EXERCISE INSTRUCTIONS:
Say how many lines hold the string "Ideal"; please write nothing but the number.

EXERCISE DATA:
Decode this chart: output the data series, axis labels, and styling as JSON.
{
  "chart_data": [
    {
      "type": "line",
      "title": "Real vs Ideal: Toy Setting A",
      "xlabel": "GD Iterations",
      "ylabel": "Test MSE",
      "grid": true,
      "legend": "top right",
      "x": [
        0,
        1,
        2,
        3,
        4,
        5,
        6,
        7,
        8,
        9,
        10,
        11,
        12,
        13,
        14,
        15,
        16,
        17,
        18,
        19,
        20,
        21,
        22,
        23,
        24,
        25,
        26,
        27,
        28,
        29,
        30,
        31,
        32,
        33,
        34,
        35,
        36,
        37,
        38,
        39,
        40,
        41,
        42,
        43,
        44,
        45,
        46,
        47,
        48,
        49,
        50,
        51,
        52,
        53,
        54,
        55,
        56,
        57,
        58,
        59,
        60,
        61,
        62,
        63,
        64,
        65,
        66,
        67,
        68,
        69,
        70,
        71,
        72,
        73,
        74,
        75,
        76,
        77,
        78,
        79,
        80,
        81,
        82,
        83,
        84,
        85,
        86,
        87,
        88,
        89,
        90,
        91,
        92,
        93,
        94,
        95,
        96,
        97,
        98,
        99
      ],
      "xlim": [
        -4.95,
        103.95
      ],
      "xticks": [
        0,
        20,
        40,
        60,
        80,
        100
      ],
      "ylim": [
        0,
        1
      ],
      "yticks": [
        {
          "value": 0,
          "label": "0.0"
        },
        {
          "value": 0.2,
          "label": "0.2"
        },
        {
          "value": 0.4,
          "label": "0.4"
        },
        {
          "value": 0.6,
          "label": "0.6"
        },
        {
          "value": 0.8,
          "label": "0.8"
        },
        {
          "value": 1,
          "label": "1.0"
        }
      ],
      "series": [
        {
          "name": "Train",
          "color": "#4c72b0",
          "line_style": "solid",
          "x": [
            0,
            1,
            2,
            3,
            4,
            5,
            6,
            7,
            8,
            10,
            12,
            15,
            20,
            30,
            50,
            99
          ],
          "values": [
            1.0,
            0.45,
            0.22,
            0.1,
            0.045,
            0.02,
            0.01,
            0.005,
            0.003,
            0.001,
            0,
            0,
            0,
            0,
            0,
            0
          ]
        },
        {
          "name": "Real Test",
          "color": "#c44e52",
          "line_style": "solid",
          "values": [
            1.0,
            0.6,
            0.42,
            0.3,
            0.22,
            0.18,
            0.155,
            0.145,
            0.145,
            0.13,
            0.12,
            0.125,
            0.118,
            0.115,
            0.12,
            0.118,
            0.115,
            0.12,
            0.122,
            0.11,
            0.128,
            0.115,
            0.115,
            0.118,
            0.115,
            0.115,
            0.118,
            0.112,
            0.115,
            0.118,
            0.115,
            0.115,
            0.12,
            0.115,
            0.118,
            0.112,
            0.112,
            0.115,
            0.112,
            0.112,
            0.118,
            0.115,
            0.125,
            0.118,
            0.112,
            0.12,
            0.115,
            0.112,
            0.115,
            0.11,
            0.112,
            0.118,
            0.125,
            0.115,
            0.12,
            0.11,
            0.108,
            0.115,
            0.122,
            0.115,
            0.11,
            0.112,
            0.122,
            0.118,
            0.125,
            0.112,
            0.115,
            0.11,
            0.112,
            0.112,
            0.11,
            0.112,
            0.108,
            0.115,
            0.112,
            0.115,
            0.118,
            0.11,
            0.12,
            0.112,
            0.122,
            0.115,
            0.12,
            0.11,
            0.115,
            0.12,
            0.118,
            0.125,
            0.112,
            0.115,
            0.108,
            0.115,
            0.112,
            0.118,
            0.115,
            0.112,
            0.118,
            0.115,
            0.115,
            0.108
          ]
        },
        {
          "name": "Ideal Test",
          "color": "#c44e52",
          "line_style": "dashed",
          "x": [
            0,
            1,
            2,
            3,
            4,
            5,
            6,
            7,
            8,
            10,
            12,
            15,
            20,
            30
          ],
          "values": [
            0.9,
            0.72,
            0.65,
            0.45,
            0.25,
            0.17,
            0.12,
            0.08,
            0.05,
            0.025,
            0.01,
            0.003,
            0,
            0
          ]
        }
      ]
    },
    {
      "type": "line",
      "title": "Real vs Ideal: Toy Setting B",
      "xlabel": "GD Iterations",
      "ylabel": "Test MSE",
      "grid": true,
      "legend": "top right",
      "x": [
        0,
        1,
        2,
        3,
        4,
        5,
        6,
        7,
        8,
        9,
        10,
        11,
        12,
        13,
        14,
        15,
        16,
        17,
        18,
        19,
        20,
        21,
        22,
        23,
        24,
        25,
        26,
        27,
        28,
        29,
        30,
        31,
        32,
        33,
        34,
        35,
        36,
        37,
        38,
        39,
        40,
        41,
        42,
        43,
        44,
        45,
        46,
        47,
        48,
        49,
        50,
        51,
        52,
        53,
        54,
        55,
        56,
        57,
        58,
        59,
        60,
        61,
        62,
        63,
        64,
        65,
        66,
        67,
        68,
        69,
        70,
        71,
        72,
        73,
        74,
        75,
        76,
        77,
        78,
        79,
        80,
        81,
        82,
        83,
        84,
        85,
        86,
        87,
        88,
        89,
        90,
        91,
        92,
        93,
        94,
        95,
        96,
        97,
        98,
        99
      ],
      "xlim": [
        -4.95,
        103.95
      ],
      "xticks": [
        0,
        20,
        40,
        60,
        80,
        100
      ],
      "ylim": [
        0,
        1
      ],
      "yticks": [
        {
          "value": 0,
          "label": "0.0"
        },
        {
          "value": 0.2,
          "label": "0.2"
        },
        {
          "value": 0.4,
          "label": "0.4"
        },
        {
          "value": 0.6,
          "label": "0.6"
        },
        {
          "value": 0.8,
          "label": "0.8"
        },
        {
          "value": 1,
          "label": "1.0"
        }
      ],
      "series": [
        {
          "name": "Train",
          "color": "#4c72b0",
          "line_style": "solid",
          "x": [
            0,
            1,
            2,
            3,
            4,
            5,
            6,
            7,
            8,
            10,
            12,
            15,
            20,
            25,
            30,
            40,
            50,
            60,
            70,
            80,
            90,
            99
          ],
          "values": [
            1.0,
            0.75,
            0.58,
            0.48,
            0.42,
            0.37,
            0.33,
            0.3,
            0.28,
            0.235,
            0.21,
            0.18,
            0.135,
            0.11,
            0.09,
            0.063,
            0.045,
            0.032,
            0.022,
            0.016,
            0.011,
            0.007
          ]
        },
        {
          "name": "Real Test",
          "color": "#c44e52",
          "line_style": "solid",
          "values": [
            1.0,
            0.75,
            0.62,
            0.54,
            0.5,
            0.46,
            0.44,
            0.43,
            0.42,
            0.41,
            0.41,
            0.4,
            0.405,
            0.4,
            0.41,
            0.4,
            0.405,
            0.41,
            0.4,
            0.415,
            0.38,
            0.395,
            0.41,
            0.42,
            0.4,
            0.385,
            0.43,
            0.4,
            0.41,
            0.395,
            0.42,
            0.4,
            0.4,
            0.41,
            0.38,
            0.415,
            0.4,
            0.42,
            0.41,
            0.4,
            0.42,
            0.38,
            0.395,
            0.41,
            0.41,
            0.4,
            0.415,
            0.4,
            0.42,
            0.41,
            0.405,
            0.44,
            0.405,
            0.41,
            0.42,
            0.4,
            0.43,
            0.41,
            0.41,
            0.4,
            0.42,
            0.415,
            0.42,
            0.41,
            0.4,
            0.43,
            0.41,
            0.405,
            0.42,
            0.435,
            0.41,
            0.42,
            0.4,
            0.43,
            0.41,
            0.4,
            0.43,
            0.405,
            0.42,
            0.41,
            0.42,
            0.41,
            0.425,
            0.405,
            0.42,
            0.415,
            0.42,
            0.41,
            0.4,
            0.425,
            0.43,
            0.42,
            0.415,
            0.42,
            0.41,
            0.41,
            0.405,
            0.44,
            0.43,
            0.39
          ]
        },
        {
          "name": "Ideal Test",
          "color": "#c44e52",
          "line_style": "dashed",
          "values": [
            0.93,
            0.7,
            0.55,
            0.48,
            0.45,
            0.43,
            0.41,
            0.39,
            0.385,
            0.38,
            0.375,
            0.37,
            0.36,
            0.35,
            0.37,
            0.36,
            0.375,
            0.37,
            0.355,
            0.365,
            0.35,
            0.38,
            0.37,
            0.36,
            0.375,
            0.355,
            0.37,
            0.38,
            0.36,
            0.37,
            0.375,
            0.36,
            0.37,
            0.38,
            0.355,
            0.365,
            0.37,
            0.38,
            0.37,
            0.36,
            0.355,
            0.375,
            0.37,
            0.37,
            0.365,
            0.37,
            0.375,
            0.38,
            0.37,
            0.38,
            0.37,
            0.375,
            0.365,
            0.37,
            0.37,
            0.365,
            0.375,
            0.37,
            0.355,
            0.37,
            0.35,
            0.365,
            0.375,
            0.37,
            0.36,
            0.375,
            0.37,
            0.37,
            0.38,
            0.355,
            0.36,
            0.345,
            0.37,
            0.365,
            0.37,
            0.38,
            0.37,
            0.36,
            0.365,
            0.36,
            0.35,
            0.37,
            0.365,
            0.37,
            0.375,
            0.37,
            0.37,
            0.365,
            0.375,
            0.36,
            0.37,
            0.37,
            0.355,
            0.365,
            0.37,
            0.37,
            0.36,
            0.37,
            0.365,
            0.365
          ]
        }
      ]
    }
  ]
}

WRITTEN REPLY:
4